#### [Your goal]
Go through the entries below and return every line that contains "januari".

--- Material for this task ---

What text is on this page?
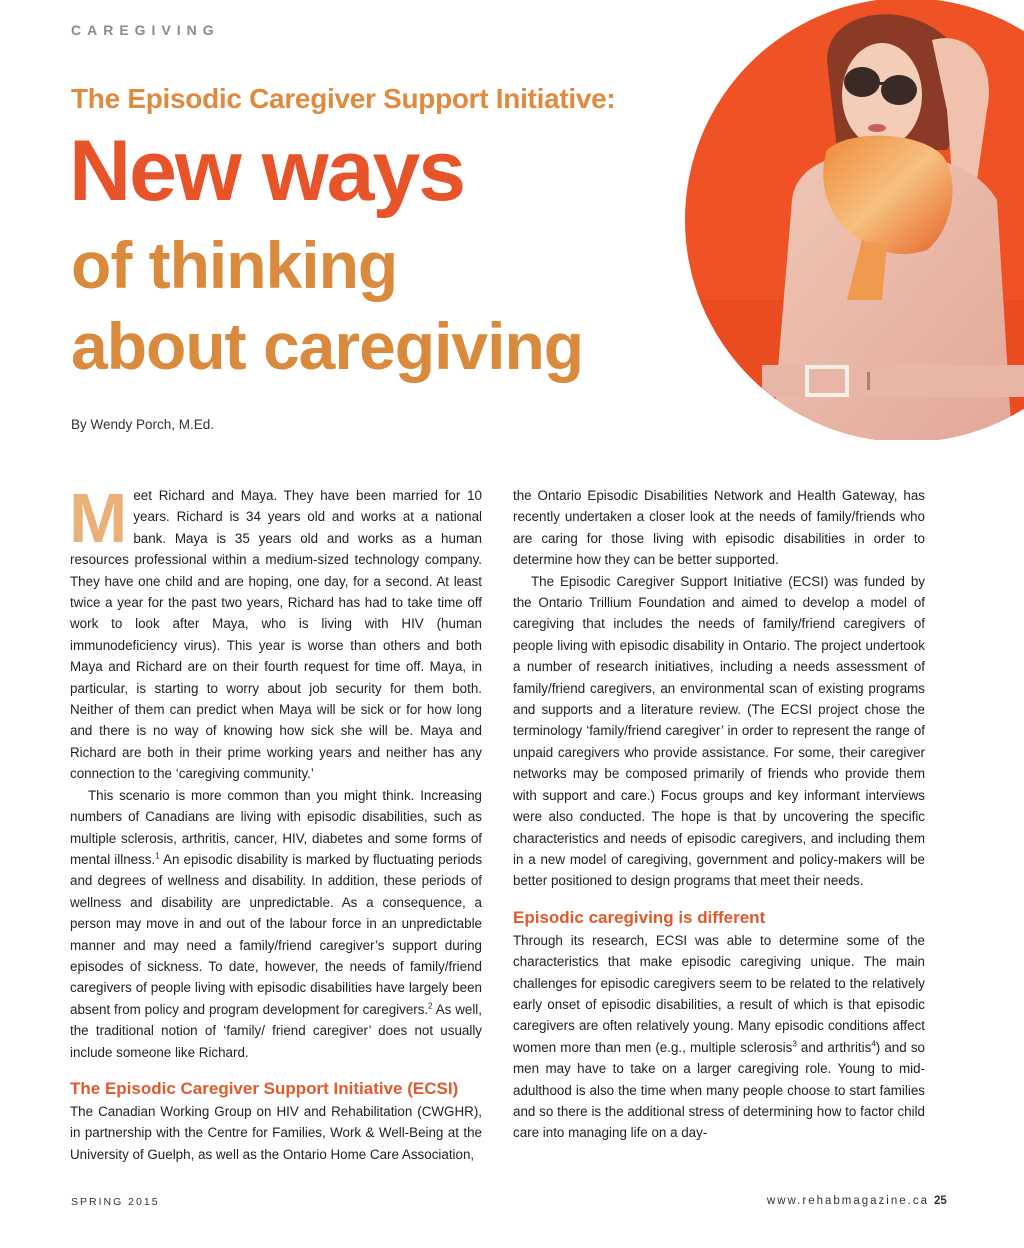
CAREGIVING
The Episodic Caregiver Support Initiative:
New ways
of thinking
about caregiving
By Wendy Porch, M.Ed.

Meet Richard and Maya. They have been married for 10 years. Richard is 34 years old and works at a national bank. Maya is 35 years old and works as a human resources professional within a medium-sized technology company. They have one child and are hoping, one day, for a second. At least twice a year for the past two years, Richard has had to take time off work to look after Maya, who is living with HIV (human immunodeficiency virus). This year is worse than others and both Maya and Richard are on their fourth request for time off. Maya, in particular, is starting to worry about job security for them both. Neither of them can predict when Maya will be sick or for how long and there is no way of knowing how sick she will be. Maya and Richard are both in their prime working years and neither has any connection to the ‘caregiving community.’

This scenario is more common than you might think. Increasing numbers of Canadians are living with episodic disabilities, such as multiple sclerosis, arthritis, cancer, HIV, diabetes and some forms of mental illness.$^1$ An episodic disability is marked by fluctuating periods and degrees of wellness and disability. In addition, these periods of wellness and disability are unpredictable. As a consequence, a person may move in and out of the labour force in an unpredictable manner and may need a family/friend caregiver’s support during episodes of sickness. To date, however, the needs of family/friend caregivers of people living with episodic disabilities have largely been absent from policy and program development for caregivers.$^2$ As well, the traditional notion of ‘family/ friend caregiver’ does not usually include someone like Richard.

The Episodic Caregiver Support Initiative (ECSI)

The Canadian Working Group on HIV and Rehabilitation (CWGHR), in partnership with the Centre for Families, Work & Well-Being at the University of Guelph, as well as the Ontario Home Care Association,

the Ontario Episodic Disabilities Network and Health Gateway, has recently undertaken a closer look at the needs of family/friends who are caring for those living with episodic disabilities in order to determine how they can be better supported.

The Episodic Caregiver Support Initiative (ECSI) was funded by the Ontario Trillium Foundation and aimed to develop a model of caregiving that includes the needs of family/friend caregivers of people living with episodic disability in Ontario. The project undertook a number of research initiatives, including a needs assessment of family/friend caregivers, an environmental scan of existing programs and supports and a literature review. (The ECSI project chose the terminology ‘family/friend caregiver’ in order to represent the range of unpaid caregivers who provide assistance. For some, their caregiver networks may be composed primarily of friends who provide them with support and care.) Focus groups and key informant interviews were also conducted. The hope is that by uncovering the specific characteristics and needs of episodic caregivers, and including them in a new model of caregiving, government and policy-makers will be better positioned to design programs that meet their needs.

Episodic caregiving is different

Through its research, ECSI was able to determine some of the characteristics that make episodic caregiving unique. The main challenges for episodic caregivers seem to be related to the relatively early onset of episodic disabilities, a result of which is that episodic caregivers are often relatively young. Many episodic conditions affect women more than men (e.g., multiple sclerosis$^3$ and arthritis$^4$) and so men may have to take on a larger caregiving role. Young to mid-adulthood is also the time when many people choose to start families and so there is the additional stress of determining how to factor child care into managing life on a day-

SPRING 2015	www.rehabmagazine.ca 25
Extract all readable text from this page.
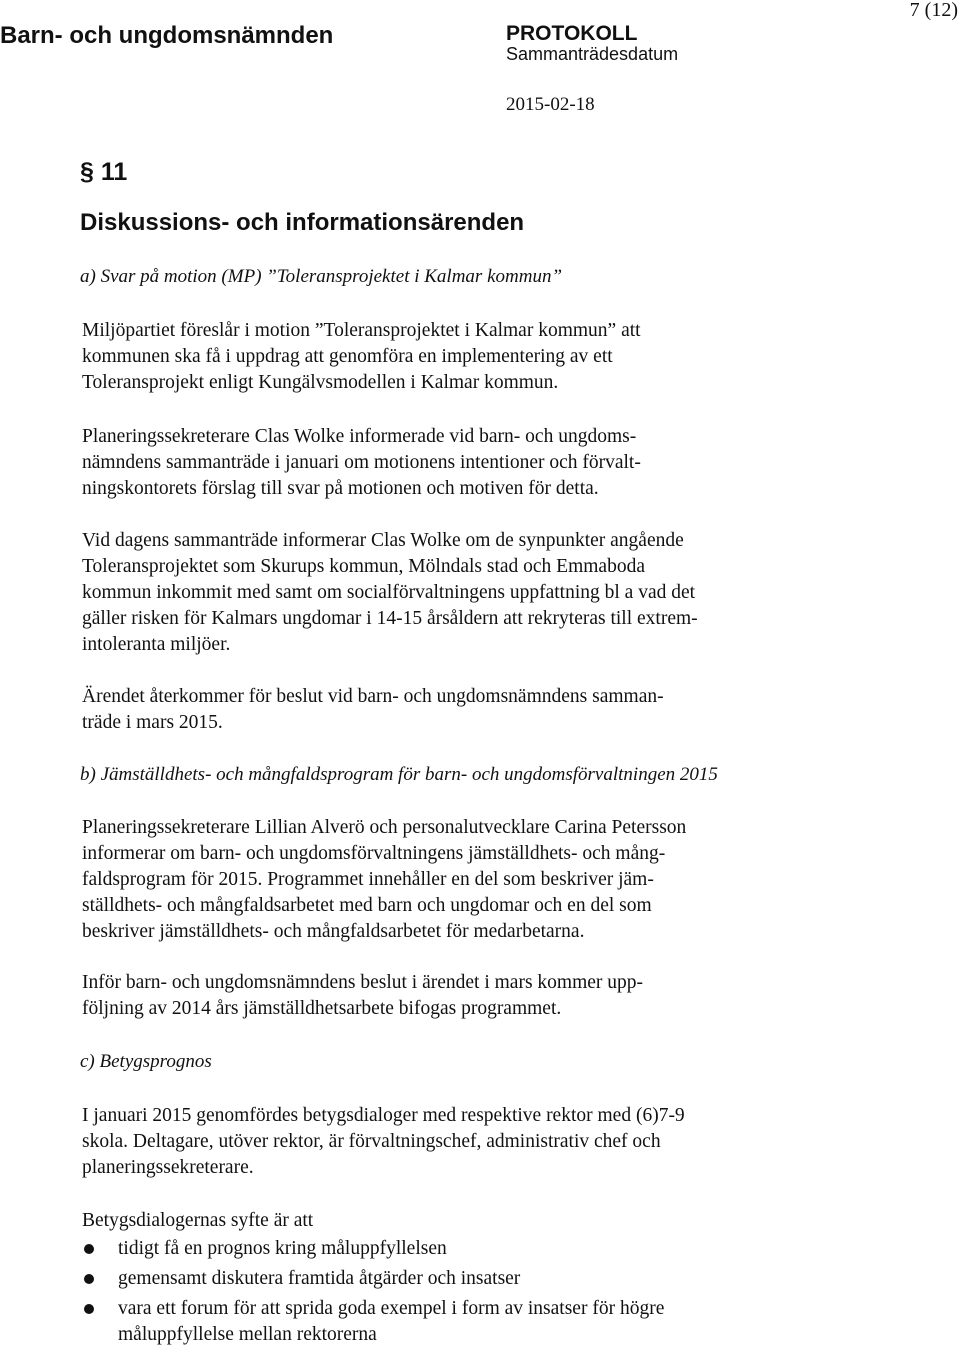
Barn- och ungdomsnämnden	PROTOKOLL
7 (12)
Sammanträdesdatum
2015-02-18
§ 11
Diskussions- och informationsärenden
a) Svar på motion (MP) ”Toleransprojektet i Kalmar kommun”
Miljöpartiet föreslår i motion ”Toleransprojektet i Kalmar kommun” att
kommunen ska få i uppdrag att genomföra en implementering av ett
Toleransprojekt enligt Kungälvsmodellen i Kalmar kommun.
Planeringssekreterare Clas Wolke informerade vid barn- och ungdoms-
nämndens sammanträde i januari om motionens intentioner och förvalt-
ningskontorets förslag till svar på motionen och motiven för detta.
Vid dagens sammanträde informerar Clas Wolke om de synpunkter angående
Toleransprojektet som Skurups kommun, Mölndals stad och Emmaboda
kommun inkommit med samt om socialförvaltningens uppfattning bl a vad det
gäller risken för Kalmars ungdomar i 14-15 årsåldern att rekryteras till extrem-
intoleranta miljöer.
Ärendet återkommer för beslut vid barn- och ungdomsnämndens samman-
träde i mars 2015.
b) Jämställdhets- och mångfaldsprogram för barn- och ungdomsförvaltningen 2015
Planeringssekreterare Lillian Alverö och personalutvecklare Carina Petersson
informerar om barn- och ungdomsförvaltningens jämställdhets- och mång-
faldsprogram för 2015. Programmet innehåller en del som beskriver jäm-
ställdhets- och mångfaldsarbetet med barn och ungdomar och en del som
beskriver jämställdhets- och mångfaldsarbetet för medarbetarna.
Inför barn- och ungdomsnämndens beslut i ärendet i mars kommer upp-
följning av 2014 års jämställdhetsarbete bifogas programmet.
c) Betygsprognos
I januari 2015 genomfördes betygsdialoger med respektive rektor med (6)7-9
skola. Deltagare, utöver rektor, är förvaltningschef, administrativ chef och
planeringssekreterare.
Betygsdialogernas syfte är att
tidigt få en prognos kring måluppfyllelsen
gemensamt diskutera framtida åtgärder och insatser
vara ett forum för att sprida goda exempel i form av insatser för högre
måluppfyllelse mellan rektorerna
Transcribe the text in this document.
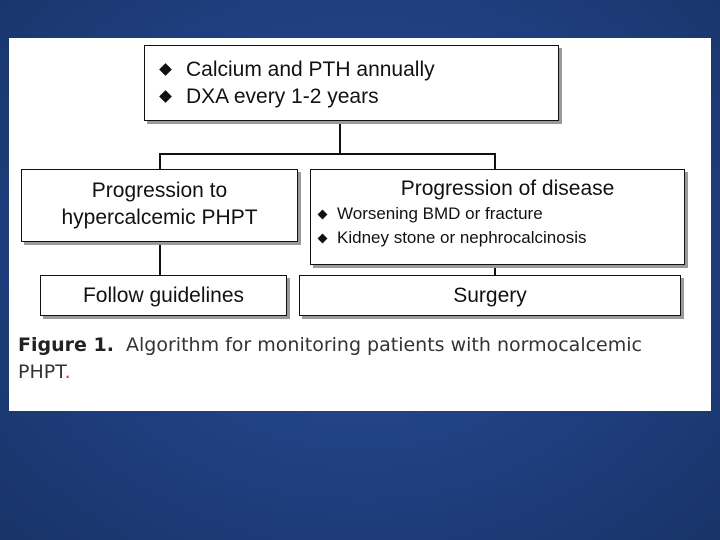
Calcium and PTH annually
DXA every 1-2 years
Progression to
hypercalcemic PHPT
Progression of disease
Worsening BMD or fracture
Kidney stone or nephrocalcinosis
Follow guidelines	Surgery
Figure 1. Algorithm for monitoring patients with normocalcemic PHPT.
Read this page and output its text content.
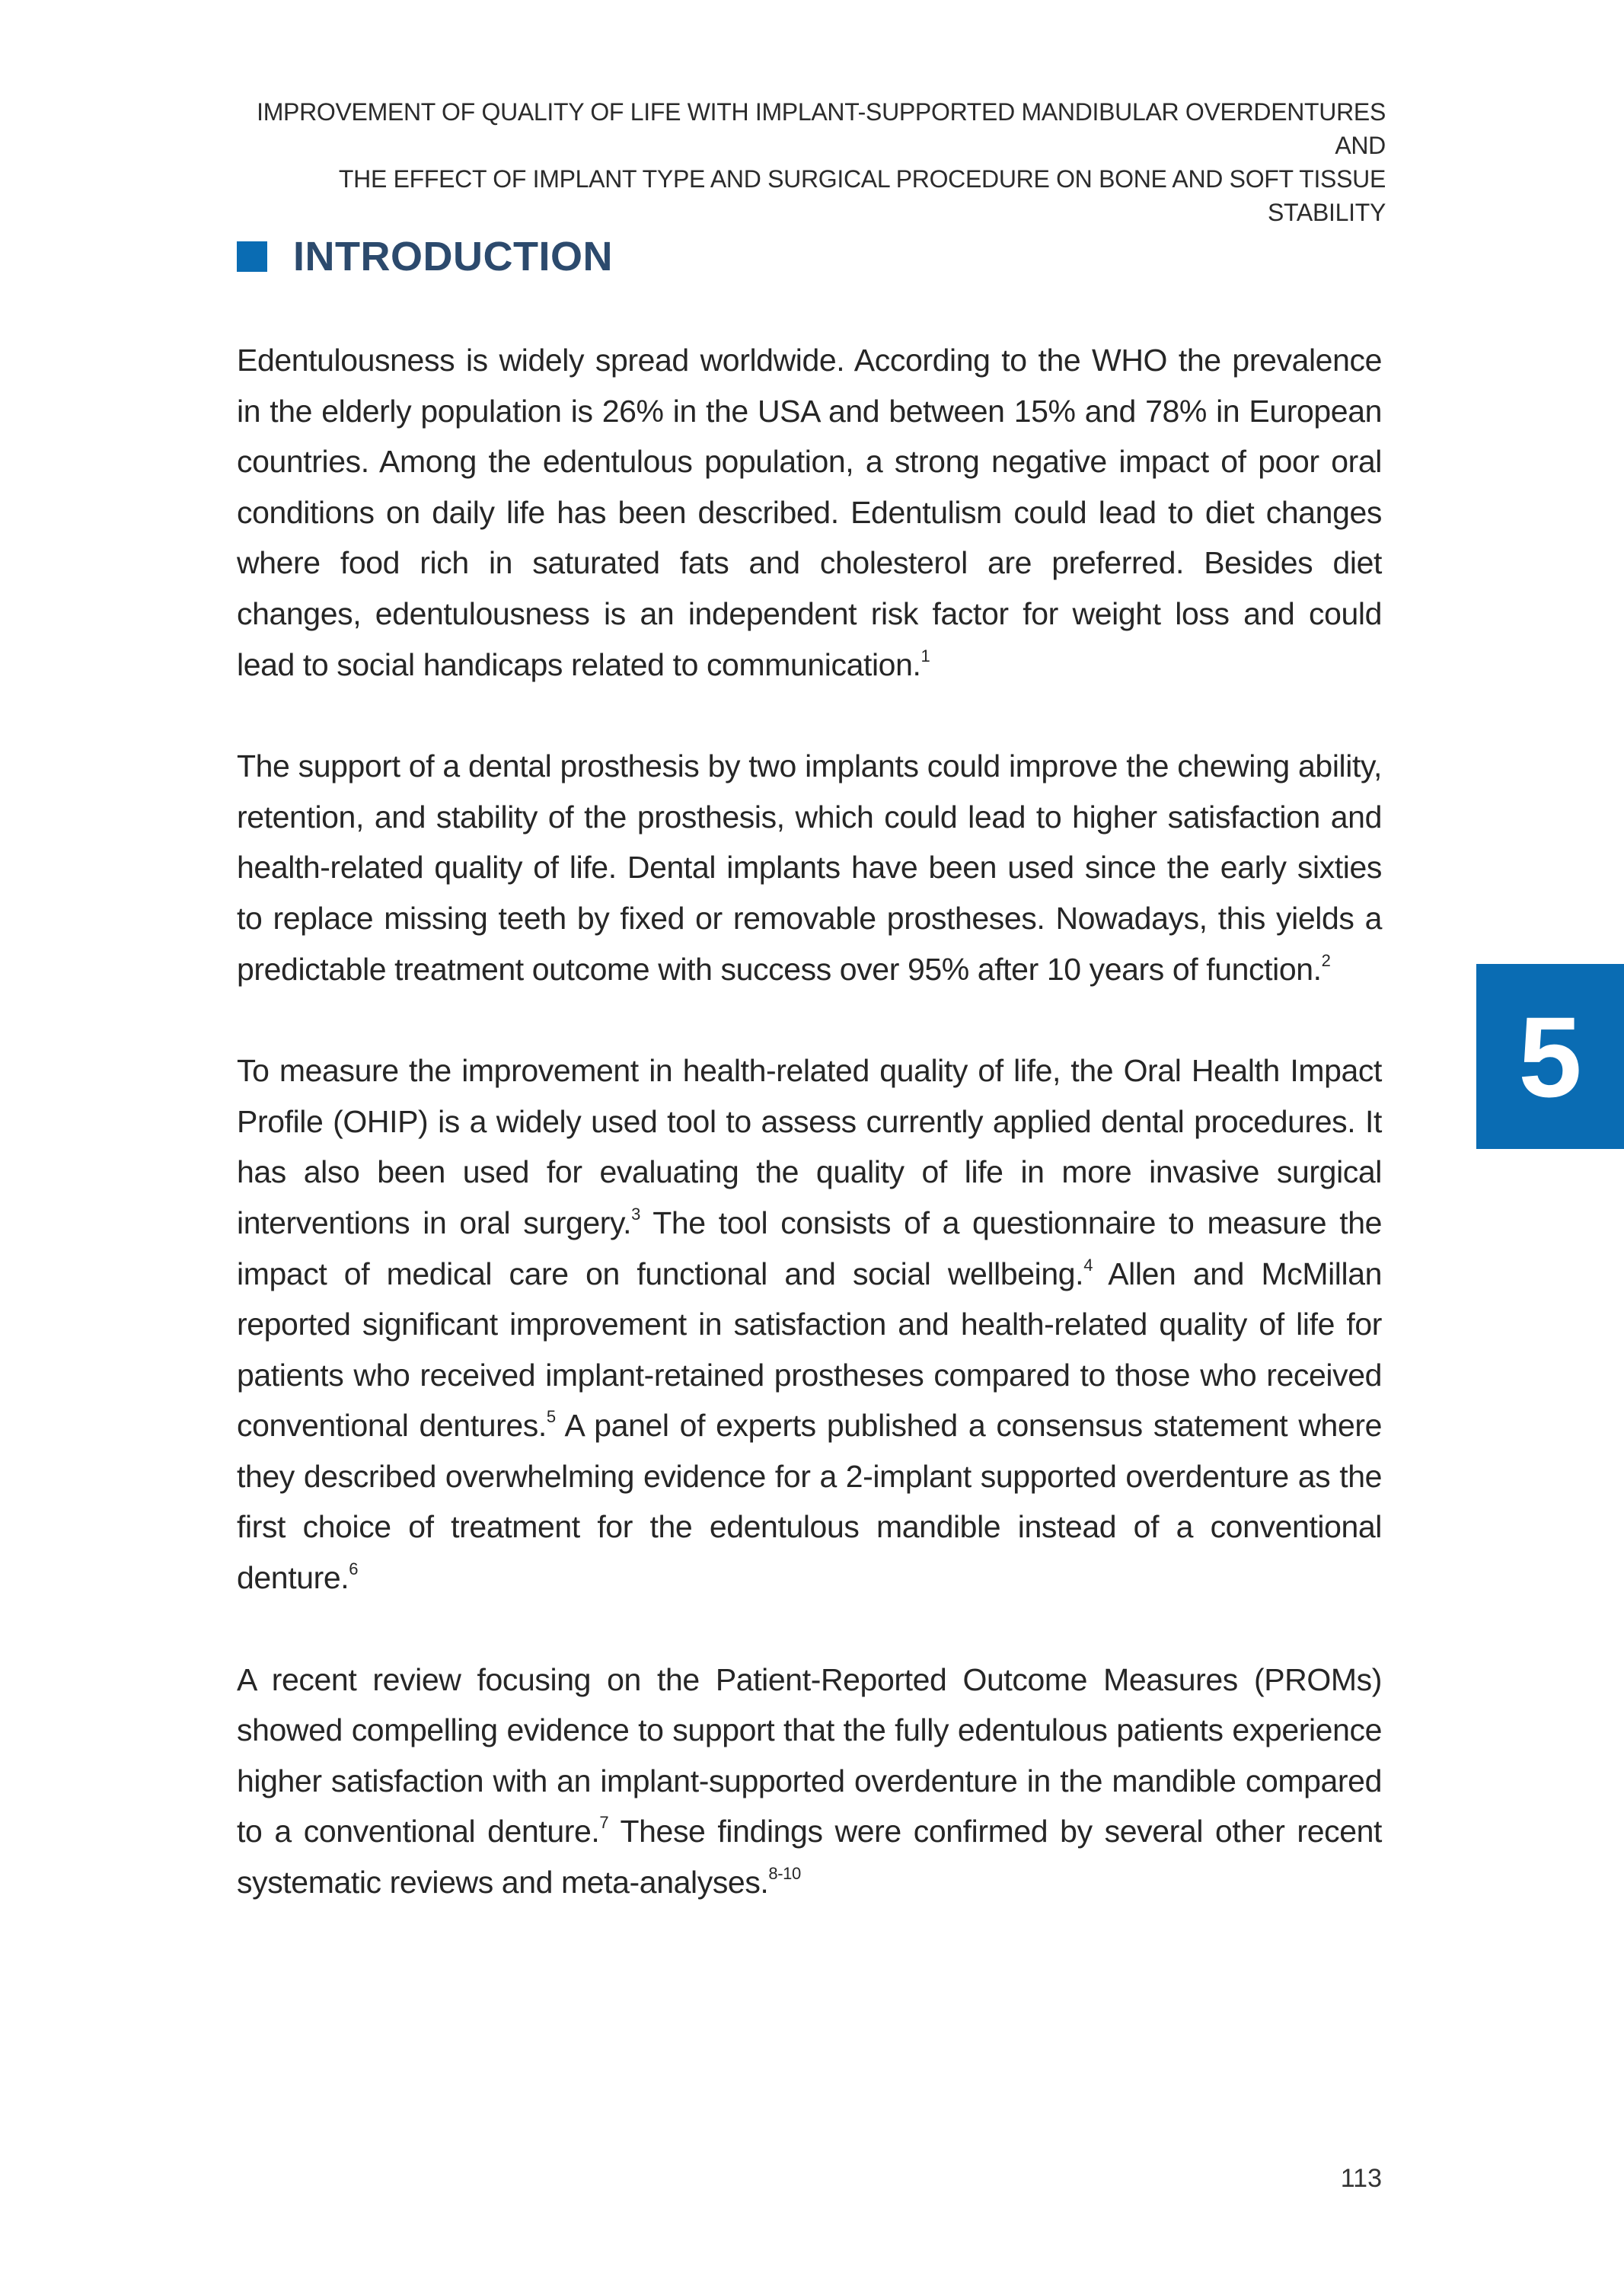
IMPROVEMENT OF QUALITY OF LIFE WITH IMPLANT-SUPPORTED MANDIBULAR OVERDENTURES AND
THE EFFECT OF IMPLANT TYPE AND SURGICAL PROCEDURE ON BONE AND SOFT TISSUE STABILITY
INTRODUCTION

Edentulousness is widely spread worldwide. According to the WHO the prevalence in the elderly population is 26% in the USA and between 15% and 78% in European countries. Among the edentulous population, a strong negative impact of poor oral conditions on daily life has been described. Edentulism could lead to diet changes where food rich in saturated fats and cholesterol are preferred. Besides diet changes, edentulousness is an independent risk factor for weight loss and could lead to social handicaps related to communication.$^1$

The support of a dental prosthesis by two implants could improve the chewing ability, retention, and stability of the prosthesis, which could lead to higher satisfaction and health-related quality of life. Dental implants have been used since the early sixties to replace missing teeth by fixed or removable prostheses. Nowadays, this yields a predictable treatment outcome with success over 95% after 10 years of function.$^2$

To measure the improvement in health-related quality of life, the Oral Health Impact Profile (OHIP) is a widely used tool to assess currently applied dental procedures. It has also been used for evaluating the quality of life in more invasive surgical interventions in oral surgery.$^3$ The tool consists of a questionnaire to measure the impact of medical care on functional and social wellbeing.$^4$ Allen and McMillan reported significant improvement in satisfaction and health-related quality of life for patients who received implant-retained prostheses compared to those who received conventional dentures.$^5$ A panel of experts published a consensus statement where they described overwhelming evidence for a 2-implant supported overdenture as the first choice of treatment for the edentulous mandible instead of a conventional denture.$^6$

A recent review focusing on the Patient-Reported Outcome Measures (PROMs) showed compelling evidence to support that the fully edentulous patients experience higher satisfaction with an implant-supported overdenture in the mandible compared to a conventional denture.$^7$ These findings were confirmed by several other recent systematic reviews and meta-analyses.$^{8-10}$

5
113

---

#### [Response below]
nämndens sammanträde i januari om motionens intentioner och förvalt-
I januari 2015 genomfördes betygsdialoger med respektive rektor med (6)7-9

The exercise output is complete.